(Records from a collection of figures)

## START

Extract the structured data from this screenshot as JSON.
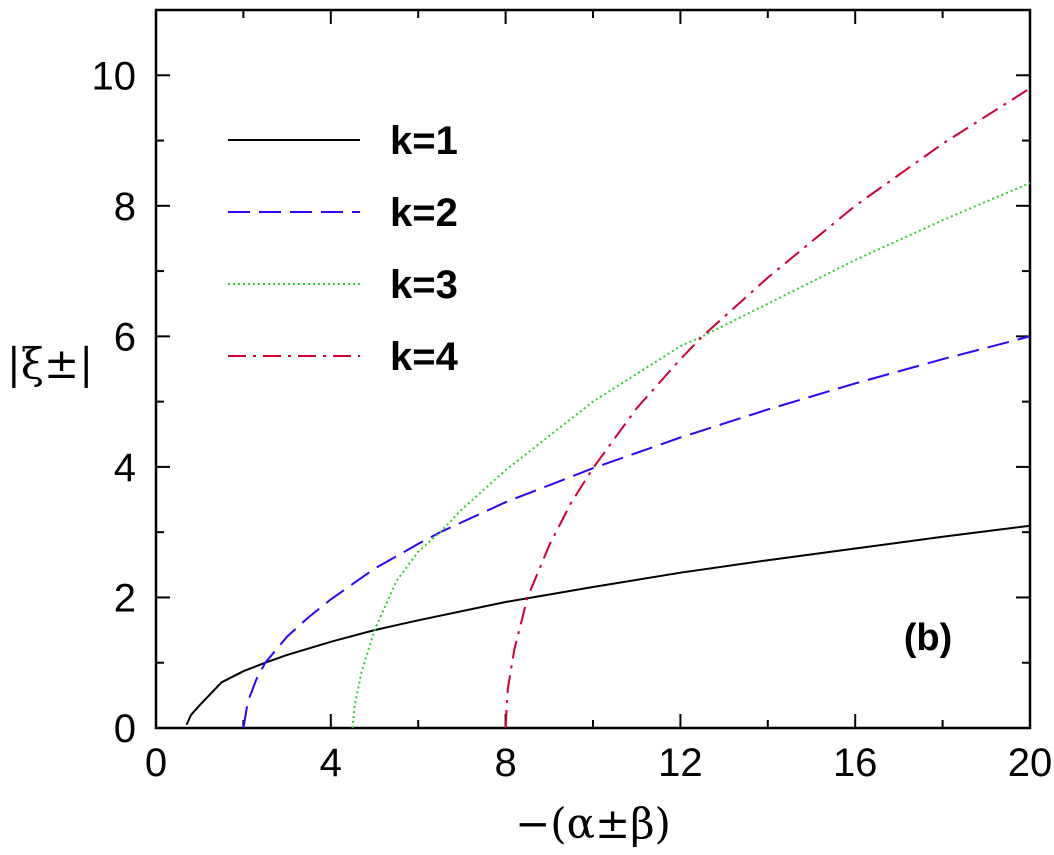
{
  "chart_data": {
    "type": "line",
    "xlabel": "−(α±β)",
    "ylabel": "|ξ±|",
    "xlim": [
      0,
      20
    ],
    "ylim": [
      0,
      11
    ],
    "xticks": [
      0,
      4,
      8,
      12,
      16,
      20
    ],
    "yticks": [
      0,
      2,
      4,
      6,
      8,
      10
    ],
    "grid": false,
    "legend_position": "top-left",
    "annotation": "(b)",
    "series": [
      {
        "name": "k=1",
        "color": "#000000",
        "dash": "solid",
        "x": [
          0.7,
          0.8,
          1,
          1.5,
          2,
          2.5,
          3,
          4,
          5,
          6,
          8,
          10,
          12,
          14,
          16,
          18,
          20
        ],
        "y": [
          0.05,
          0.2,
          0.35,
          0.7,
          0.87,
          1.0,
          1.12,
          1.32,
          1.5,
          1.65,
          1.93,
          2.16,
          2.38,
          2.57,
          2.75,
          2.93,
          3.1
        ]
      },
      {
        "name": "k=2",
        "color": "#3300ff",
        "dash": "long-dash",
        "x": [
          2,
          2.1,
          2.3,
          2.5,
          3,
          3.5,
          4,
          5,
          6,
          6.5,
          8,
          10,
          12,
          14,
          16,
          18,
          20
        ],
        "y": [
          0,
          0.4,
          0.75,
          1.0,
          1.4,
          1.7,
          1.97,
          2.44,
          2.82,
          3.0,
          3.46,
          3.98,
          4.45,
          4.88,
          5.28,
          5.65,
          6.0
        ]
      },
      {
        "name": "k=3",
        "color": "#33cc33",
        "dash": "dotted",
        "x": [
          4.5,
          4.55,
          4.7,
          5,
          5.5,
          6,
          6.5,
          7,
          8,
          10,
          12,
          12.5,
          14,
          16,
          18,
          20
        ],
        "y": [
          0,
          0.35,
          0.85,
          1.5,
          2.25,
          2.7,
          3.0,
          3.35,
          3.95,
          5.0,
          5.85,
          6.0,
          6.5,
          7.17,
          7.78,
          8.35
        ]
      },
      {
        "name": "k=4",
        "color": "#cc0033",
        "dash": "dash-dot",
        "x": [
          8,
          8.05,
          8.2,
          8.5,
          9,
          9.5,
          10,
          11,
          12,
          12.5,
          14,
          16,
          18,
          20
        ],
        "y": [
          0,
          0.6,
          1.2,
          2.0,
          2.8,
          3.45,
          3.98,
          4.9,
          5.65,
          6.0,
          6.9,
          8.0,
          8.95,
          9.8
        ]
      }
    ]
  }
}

## END

## Goal of the exercise
Pictures stay out; reproduce every line of the records exactly.

## Worked answer
Extract the structured data from this screenshot as JSON.
{
  "chart_data": {
    "type": "line",
    "xlabel": "−(α±β)",
    "ylabel": "|ξ±|",
    "xlim": [
      0,
      20
    ],
    "ylim": [
      0,
      11
    ],
    "xticks": [
      0,
      4,
      8,
      12,
      16,
      20
    ],
    "yticks": [
      0,
      2,
      4,
      6,
      8,
      10
    ],
    "grid": false,
    "legend_position": "top-left",
    "annotation": "(b)",
    "series": [
      {
        "name": "k=1",
        "color": "#000000",
        "dash": "solid",
        "x": [
          0.7,
          0.8,
          1,
          1.5,
          2,
          2.5,
          3,
          4,
          5,
          6,
          8,
          10,
          12,
          14,
          16,
          18,
          20
        ],
        "y": [
          0.05,
          0.2,
          0.35,
          0.7,
          0.87,
          1.0,
          1.12,
          1.32,
          1.5,
          1.65,
          1.93,
          2.16,
          2.38,
          2.57,
          2.75,
          2.93,
          3.1
        ]
      },
      {
        "name": "k=2",
        "color": "#3300ff",
        "dash": "long-dash",
        "x": [
          2,
          2.1,
          2.3,
          2.5,
          3,
          3.5,
          4,
          5,
          6,
          6.5,
          8,
          10,
          12,
          14,
          16,
          18,
          20
        ],
        "y": [
          0,
          0.4,
          0.75,
          1.0,
          1.4,
          1.7,
          1.97,
          2.44,
          2.82,
          3.0,
          3.46,
          3.98,
          4.45,
          4.88,
          5.28,
          5.65,
          6.0
        ]
      },
      {
        "name": "k=3",
        "color": "#33cc33",
        "dash": "dotted",
        "x": [
          4.5,
          4.55,
          4.7,
          5,
          5.5,
          6,
          6.5,
          7,
          8,
          10,
          12,
          12.5,
          14,
          16,
          18,
          20
        ],
        "y": [
          0,
          0.35,
          0.85,
          1.5,
          2.25,
          2.7,
          3.0,
          3.35,
          3.95,
          5.0,
          5.85,
          6.0,
          6.5,
          7.17,
          7.78,
          8.35
        ]
      },
      {
        "name": "k=4",
        "color": "#cc0033",
        "dash": "dash-dot",
        "x": [
          8,
          8.05,
          8.2,
          8.5,
          9,
          9.5,
          10,
          11,
          12,
          12.5,
          14,
          16,
          18,
          20
        ],
        "y": [
          0,
          0.6,
          1.2,
          2.0,
          2.8,
          3.45,
          3.98,
          4.9,
          5.65,
          6.0,
          6.9,
          8.0,
          8.95,
          9.8
        ]
      }
    ]
  }
}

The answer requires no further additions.